● **AIM**
Gather every line of the records below that contains the word "Niue".
··· ENTRIES PROVIDED
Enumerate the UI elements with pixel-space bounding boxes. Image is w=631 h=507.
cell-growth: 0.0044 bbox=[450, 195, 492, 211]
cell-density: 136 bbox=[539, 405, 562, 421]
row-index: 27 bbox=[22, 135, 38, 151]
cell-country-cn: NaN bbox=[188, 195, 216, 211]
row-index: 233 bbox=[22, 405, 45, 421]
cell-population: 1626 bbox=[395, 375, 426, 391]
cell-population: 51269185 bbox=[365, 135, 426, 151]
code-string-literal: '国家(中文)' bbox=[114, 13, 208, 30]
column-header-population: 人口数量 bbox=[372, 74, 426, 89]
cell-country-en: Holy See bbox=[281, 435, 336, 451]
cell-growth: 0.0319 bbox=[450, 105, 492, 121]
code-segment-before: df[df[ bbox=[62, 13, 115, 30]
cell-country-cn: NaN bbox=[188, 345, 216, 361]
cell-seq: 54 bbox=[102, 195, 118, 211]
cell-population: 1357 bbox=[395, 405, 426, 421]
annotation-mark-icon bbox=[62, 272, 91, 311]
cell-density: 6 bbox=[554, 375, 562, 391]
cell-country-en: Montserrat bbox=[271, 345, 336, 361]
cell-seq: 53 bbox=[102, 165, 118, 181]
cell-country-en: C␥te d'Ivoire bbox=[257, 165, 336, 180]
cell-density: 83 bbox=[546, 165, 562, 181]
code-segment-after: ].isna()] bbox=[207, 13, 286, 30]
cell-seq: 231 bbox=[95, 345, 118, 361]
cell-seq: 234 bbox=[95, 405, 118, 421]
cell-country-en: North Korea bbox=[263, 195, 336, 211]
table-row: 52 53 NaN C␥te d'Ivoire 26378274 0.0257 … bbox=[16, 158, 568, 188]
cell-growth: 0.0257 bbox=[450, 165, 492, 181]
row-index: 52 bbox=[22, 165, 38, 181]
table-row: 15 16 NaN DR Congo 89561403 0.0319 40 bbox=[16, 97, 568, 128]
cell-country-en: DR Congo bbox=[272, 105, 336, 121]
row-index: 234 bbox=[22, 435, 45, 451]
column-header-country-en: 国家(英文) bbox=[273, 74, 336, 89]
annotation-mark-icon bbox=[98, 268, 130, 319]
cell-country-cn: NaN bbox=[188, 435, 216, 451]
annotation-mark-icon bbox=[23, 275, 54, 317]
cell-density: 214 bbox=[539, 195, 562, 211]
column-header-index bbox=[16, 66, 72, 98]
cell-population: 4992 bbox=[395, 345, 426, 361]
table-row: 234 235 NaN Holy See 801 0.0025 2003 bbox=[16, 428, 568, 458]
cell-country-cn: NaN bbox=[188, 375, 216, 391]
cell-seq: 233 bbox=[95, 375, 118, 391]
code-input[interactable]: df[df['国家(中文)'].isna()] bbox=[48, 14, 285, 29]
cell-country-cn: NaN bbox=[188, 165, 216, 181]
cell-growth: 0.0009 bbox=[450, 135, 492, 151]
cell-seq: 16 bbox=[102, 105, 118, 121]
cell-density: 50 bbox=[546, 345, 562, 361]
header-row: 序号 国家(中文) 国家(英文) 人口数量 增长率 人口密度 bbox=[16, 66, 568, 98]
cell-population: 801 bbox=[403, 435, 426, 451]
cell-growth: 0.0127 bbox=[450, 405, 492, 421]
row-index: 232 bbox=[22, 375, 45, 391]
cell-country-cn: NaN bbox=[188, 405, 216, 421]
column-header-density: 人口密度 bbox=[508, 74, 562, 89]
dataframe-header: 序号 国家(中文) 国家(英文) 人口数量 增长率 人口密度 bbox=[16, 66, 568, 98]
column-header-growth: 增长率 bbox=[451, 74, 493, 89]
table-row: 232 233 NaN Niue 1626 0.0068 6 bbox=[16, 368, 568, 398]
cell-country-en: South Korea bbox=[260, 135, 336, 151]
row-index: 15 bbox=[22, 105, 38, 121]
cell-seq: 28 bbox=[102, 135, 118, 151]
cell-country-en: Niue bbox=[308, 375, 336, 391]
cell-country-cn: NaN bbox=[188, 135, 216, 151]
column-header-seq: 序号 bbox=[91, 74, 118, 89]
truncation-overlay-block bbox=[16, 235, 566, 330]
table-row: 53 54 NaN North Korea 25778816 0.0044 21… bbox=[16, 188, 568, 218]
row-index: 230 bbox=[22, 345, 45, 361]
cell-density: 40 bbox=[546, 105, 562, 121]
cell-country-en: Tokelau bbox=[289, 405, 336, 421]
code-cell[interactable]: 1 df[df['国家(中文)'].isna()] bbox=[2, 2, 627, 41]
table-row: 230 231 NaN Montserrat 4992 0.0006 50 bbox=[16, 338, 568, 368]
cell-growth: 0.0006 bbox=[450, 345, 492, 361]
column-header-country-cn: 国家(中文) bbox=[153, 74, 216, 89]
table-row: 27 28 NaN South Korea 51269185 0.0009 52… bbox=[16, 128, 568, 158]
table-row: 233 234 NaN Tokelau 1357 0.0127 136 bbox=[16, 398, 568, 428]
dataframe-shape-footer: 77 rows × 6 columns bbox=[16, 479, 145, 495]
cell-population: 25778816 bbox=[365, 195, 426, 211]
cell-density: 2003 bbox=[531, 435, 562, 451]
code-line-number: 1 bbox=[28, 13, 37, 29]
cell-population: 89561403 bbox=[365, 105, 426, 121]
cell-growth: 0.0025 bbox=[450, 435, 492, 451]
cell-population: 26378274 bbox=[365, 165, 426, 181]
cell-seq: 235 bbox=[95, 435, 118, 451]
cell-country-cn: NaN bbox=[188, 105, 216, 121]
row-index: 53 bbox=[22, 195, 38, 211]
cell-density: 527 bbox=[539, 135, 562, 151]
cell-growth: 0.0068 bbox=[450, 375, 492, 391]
······
● **TASK ANSWER**
table-row: 232 233 NaN Niue 1626 0.0068 6 bbox=[16, 368, 568, 398]
cell-country-en: Niue bbox=[308, 375, 336, 391]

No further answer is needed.